Given request
Pull every line containing "Personal" out of the material below.

Dataset items:
[BEGIN]

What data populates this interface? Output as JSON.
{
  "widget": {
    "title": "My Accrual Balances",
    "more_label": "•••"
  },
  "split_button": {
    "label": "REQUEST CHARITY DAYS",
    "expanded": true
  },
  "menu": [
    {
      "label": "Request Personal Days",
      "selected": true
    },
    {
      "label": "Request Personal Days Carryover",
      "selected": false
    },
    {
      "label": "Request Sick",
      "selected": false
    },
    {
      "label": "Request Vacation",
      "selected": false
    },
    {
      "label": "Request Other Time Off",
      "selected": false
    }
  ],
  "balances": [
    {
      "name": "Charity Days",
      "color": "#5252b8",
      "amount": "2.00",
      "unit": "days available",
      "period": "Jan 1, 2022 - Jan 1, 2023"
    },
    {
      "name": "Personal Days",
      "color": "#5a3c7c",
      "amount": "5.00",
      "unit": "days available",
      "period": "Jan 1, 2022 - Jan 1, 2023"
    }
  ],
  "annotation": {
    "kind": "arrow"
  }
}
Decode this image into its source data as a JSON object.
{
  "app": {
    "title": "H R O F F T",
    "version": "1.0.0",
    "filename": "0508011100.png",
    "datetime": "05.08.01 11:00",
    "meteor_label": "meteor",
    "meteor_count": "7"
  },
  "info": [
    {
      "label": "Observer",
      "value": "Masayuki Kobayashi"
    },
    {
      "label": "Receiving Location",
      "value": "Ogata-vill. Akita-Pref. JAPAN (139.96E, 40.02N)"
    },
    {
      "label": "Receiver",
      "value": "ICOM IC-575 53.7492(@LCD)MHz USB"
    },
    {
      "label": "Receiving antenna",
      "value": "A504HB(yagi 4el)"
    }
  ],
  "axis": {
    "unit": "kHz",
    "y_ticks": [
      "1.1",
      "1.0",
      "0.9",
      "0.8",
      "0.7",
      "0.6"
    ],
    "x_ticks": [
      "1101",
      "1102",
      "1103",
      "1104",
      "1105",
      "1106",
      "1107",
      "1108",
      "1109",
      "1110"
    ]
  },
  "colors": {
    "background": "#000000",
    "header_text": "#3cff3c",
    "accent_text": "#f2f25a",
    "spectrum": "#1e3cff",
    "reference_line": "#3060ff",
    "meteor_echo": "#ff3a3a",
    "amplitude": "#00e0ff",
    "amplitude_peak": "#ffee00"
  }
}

[END]

Expected answer
      "label": "Request Personal Days",
      "label": "Request Personal Days Carryover",
      "name": "Personal Days",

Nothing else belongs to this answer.